[Data entries for graphics]
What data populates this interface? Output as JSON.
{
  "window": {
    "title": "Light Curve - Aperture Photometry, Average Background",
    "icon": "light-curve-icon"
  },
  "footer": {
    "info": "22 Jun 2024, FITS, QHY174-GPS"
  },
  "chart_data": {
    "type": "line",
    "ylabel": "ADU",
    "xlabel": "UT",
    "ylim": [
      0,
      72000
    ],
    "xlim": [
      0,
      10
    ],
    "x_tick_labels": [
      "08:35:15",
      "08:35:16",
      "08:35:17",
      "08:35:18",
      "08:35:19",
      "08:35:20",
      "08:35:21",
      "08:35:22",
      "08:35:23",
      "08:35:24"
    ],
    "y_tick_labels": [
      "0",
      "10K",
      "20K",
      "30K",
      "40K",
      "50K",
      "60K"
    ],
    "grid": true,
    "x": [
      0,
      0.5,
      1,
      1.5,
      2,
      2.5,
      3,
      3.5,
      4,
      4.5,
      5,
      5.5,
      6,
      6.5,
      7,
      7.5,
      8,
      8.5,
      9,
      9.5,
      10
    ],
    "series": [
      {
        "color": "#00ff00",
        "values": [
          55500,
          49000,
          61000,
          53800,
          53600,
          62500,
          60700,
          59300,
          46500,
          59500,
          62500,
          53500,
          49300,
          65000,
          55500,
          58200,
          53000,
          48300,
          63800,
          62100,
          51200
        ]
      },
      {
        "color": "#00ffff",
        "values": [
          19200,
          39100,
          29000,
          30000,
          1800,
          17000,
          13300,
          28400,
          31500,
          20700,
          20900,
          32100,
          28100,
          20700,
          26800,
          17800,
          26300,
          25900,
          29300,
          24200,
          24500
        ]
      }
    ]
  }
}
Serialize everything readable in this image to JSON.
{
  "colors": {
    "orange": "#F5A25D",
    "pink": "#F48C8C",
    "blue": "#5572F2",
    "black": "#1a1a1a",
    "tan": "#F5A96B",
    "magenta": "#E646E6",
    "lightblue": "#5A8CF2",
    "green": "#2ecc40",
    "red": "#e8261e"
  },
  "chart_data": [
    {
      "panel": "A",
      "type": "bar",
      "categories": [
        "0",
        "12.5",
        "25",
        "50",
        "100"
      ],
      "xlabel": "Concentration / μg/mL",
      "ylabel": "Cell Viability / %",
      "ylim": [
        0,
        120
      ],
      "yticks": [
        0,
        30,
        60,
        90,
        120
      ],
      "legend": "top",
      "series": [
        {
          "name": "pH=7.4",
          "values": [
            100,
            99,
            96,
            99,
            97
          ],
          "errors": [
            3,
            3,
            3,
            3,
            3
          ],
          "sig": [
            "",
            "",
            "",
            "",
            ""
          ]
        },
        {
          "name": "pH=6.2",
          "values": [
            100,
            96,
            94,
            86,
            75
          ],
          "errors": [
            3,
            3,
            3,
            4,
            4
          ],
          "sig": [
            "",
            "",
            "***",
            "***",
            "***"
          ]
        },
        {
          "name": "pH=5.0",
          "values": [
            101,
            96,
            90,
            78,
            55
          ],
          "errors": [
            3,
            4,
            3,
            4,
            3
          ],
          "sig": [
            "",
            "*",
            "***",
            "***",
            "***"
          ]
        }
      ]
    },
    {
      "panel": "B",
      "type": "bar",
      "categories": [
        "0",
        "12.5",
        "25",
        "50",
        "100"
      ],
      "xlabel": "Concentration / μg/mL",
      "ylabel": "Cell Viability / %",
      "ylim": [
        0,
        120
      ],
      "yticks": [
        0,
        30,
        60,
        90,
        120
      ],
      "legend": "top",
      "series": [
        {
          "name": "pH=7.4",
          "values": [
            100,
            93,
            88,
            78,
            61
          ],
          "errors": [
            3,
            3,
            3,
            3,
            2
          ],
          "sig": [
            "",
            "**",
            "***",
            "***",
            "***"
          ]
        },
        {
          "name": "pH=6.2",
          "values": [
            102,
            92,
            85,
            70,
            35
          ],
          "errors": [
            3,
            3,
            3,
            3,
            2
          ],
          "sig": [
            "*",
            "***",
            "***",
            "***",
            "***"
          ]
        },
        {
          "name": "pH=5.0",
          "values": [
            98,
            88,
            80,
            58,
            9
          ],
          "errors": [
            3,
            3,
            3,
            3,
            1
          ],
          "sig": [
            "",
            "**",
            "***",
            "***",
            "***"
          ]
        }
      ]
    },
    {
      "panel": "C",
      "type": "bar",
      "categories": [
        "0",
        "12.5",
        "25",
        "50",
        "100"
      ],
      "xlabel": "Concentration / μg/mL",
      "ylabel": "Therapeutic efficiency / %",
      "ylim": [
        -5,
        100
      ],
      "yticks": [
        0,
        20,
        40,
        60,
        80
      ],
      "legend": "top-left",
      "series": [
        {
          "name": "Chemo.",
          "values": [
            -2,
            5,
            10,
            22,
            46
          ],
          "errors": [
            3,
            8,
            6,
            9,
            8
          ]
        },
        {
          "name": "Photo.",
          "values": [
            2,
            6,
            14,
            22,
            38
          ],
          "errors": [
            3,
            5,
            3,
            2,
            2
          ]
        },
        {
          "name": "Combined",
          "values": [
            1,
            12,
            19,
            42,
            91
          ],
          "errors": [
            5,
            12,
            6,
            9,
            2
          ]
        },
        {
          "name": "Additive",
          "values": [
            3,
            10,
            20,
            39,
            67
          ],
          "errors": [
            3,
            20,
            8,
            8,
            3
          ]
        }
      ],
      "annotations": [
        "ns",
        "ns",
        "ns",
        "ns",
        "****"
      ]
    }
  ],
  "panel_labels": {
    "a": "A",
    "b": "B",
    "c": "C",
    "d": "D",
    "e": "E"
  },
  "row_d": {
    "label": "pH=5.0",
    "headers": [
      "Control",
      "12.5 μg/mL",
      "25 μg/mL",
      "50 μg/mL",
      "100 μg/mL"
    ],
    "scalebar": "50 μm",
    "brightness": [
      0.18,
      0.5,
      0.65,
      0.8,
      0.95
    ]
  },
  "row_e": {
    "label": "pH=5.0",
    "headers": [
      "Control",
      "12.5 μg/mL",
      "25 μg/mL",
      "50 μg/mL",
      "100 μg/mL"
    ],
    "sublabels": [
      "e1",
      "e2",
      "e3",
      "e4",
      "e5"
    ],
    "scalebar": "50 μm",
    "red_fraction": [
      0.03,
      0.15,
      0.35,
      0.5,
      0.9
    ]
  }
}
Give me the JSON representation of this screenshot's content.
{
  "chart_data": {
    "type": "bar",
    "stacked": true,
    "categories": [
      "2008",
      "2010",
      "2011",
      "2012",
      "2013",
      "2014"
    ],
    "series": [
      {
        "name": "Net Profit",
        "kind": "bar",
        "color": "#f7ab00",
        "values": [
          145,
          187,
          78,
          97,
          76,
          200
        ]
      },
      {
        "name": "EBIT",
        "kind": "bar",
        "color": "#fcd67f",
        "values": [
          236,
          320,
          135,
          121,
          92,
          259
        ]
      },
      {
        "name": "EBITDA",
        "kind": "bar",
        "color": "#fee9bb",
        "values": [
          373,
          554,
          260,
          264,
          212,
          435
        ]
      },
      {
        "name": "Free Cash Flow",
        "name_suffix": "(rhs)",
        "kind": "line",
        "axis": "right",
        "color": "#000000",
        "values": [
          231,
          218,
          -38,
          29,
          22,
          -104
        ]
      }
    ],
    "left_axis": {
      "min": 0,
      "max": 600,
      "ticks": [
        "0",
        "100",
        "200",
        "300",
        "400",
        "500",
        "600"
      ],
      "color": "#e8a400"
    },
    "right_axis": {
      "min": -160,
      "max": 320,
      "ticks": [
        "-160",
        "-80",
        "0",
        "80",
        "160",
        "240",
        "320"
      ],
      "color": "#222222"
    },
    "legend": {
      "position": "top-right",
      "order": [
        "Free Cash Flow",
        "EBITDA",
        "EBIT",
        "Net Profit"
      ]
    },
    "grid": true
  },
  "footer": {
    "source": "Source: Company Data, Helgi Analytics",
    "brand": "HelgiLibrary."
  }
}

Stated goal. Search the data for the string "legend". List each line that has it.

Task result.
      "legend": "top",
      "legend": "top",
      "legend": "top-left",
    "legend": {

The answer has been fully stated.